## start Data for processing

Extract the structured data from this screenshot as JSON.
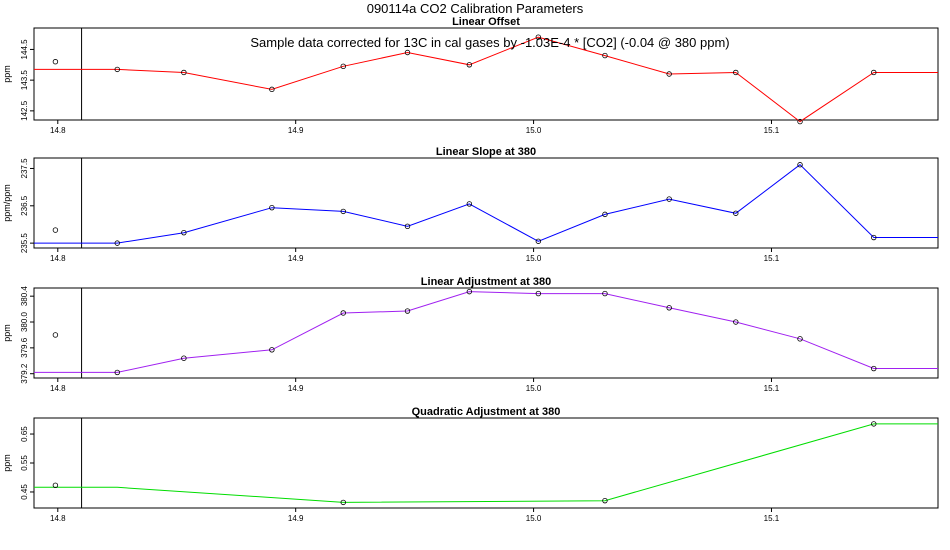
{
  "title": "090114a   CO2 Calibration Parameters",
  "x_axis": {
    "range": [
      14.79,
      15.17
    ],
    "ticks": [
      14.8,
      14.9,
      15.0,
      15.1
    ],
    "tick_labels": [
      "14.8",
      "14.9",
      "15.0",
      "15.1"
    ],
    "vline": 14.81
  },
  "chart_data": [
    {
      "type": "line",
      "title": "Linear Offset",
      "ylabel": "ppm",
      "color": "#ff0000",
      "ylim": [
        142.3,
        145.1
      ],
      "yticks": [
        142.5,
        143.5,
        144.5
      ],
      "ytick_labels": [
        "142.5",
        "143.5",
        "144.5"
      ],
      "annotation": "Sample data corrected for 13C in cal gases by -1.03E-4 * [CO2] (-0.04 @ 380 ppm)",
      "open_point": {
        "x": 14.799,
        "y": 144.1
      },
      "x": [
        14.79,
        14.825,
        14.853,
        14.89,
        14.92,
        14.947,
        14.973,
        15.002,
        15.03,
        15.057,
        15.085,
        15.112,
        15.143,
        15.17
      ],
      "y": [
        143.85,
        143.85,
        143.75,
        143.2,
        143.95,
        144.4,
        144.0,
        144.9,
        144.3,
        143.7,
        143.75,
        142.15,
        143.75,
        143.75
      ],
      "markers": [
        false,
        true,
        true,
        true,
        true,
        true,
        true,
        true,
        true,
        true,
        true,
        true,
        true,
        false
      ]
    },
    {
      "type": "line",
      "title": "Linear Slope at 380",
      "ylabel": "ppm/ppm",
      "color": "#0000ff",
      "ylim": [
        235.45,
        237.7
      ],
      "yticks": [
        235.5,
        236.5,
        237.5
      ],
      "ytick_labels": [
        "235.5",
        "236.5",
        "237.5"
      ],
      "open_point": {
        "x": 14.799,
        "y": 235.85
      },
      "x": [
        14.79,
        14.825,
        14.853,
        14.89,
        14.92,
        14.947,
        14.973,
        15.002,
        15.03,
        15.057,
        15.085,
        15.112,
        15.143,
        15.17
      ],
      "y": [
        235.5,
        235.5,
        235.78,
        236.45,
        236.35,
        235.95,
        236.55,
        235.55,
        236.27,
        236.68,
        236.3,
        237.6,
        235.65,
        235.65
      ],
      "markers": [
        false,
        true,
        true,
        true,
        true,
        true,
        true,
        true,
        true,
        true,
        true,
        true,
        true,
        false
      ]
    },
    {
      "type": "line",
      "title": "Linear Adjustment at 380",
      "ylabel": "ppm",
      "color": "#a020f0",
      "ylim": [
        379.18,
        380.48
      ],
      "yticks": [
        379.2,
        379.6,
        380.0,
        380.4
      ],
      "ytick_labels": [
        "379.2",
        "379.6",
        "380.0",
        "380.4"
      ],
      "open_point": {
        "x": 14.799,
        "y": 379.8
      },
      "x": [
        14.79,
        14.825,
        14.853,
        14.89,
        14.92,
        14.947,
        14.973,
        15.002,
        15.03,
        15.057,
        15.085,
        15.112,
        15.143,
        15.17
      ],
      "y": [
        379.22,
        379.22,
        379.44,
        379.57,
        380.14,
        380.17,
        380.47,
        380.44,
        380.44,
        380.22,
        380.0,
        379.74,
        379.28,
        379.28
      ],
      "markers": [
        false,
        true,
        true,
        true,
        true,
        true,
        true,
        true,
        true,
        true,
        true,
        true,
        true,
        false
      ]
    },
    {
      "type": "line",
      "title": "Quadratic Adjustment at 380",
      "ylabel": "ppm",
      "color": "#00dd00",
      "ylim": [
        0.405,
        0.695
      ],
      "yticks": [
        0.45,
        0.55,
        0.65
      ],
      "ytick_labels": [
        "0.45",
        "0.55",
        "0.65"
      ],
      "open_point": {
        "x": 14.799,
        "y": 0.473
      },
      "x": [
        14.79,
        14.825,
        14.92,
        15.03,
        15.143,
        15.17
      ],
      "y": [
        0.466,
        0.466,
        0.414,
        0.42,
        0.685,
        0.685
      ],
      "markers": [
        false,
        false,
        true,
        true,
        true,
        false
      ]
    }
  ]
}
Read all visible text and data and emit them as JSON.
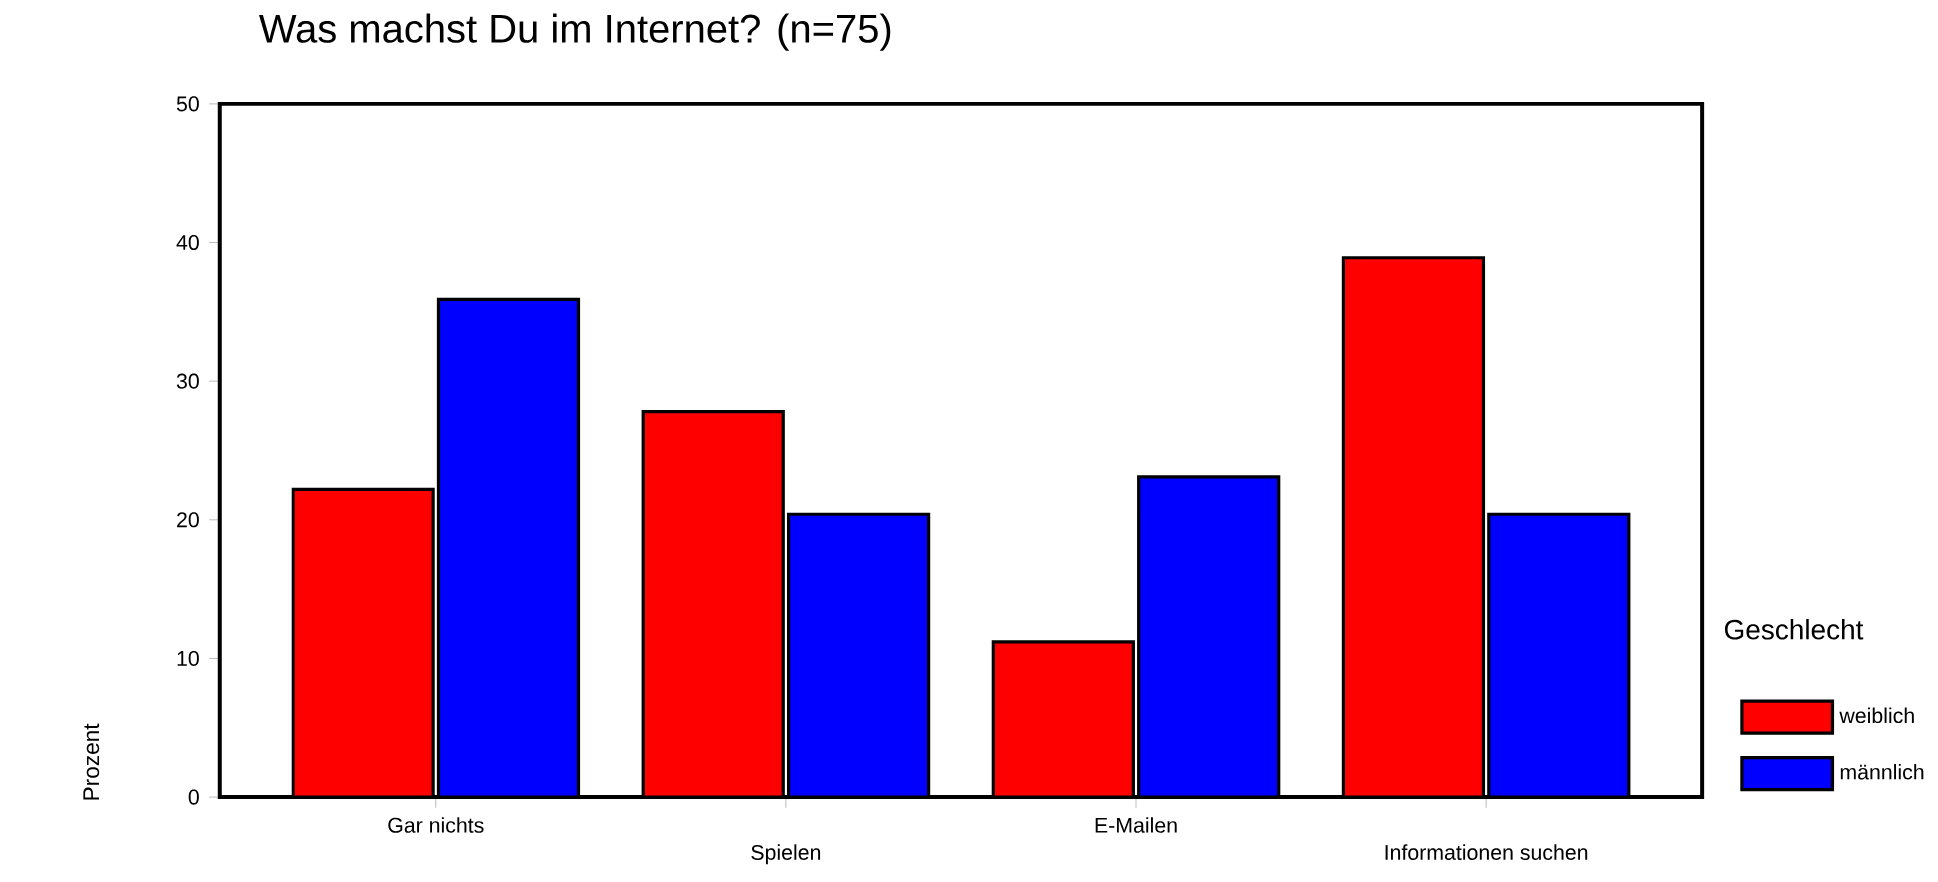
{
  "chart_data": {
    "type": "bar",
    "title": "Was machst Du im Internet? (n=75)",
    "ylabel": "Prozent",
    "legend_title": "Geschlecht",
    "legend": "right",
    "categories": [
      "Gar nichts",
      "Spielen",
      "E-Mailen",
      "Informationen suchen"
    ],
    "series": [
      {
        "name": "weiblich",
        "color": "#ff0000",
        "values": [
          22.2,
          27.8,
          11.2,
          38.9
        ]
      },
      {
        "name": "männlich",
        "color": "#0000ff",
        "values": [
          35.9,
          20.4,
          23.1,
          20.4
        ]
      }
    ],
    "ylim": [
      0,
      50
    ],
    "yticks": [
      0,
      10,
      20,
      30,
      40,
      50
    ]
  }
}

## end Data for processing

- [What to do] In the listing, how many lines hold "color"? Answer with a bare number.

- [Response for this exercise] 6